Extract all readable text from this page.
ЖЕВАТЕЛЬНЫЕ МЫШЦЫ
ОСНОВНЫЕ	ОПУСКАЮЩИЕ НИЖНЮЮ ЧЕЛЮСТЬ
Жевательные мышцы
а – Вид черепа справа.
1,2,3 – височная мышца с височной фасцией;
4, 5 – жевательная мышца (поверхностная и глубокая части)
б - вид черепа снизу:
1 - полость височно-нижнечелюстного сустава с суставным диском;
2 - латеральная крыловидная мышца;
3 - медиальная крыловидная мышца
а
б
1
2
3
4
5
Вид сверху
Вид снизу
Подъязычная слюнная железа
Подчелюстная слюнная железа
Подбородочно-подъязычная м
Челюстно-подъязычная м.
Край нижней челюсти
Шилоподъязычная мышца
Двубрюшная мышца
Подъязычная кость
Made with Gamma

# # # # # # #

Show all lines in the entries above where the word "железа" appears.

Подъязычная слюнная железа
Подчелюстная слюнная железа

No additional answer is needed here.